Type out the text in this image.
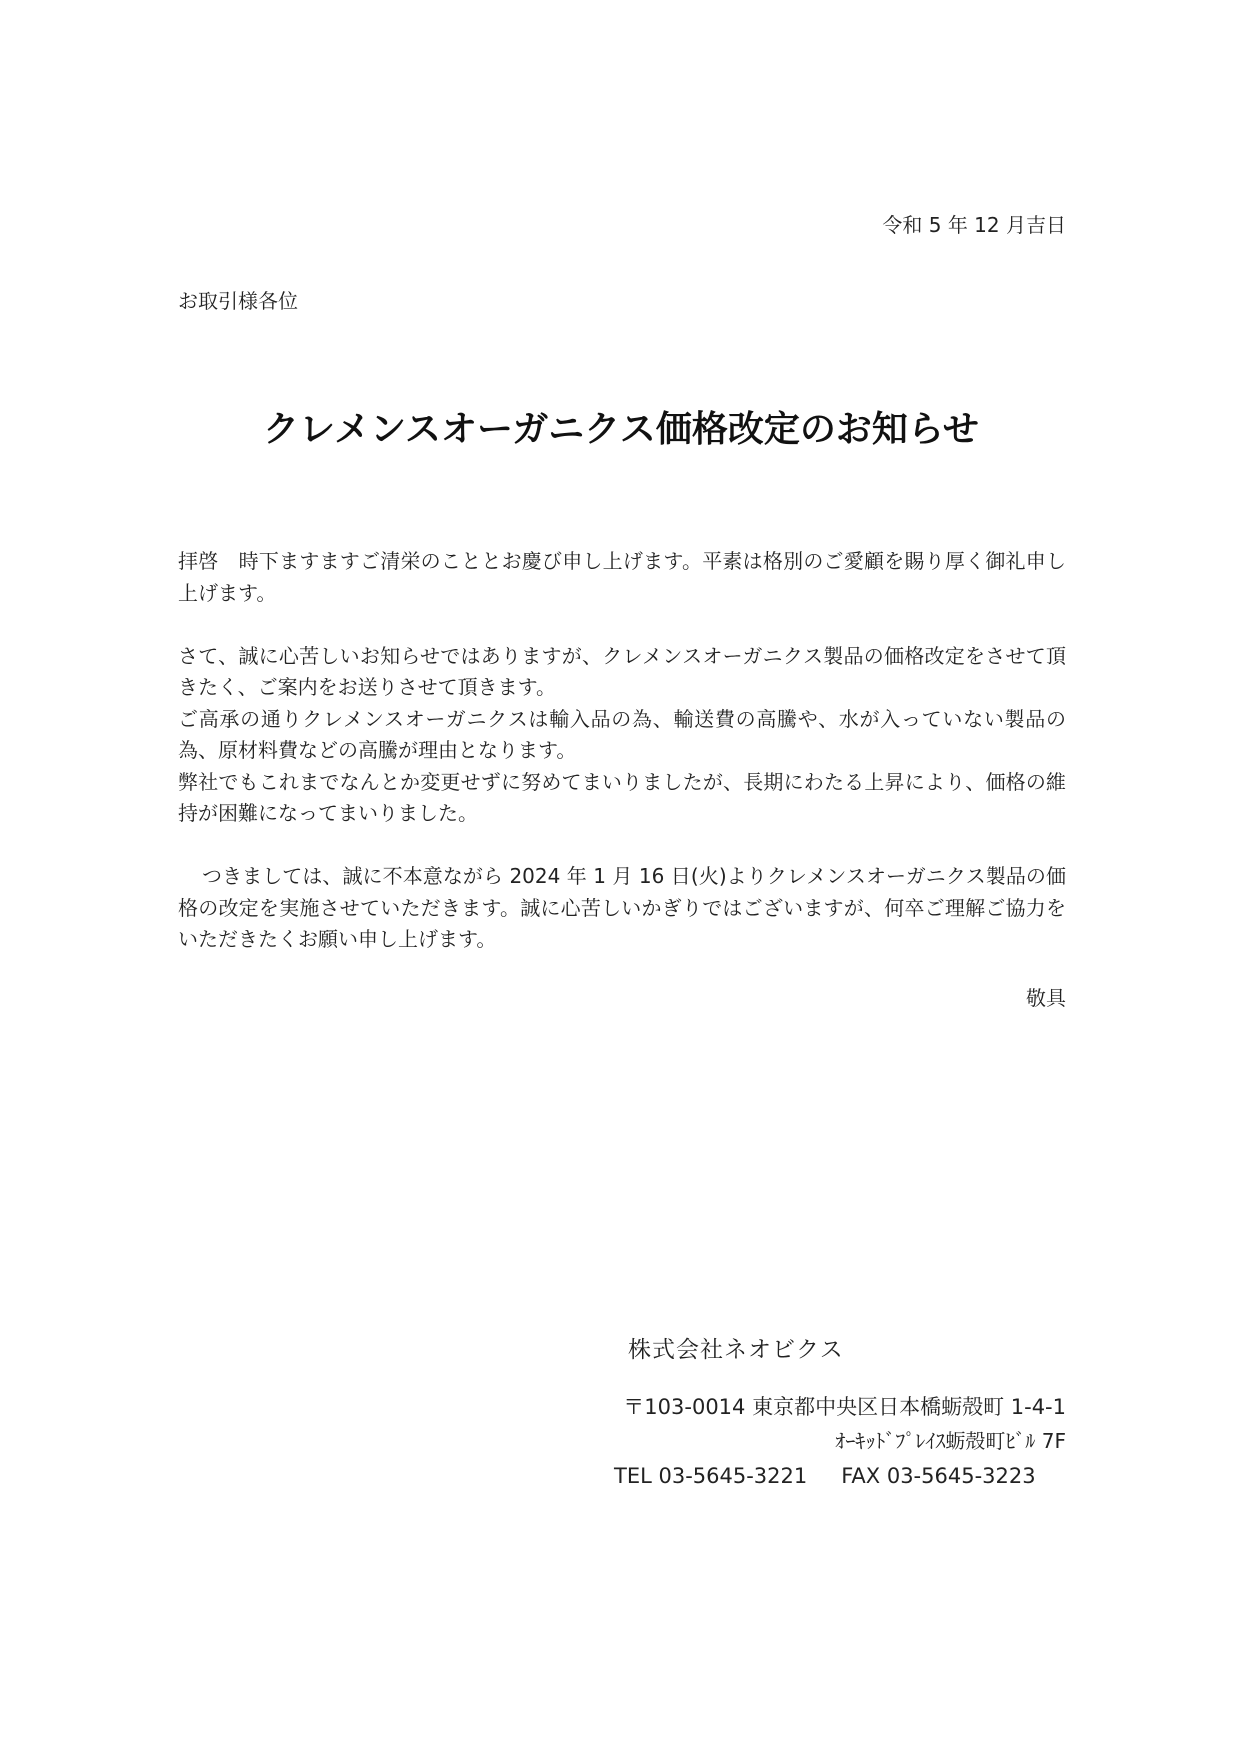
令和 5 年 12 月吉日
お取引様各位
クレメンスオーガニクス価格改定のお知らせ

拝啓　時下ますますご清栄のこととお慶び申し上げます。平素は格別のご愛顧を賜り厚く御礼申し上げます。

さて、誠に心苦しいお知らせではありますが、クレメンスオーガニクス製品の価格改定をさせて頂きたく、ご案内をお送りさせて頂きます。

ご高承の通りクレメンスオーガニクスは輸入品の為、輸送費の高騰や、水が入っていない製品の為、原材料費などの高騰が理由となります。

弊社でもこれまでなんとか変更せずに努めてまいりましたが、長期にわたる上昇により、価格の維持が困難になってまいりました。

つきましては、誠に不本意ながら 2024 年 1 月 16 日(火)よりクレメンスオーガニクス製品の価格の改定を実施させていただきます。誠に心苦しいかぎりではございますが、何卒ご理解ご協力をいただきたくお願い申し上げます。

敬具
株式会社ネオビクス
〒103-0014 東京都中央区日本橋蛎殻町 1-4-1
ｵｰｷｯﾄﾞﾌﾟﾚｲｽ蛎殻町ﾋﾞﾙ 7F
TEL 03-5645-3221 FAX 03-5645-3223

*****

EXERCISE AIM = Copy out each record shown above without alteration, skipping any picture.

REPLY TO THE TASK =
Type out the text in this image.
令和 5 年 12 月吉日
お取引様各位
クレメンスオーガニクス価格改定のお知らせ

拝啓　時下ますますご清栄のこととお慶び申し上げます。平素は格別のご愛顧を賜り厚く御礼申し上げます。

さて、誠に心苦しいお知らせではありますが、クレメンスオーガニクス製品の価格改定をさせて頂きたく、ご案内をお送りさせて頂きます。

ご高承の通りクレメンスオーガニクスは輸入品の為、輸送費の高騰や、水が入っていない製品の為、原材料費などの高騰が理由となります。

弊社でもこれまでなんとか変更せずに努めてまいりましたが、長期にわたる上昇により、価格の維持が困難になってまいりました。

つきましては、誠に不本意ながら 2024 年 1 月 16 日(火)よりクレメンスオーガニクス製品の価格の改定を実施させていただきます。誠に心苦しいかぎりではございますが、何卒ご理解ご協力をいただきたくお願い申し上げます。

敬具
株式会社ネオビクス
〒103-0014 東京都中央区日本橋蛎殻町 1-4-1
ｵｰｷｯﾄﾞﾌﾟﾚｲｽ蛎殻町ﾋﾞﾙ 7F
TEL 03-5645-3221 FAX 03-5645-3223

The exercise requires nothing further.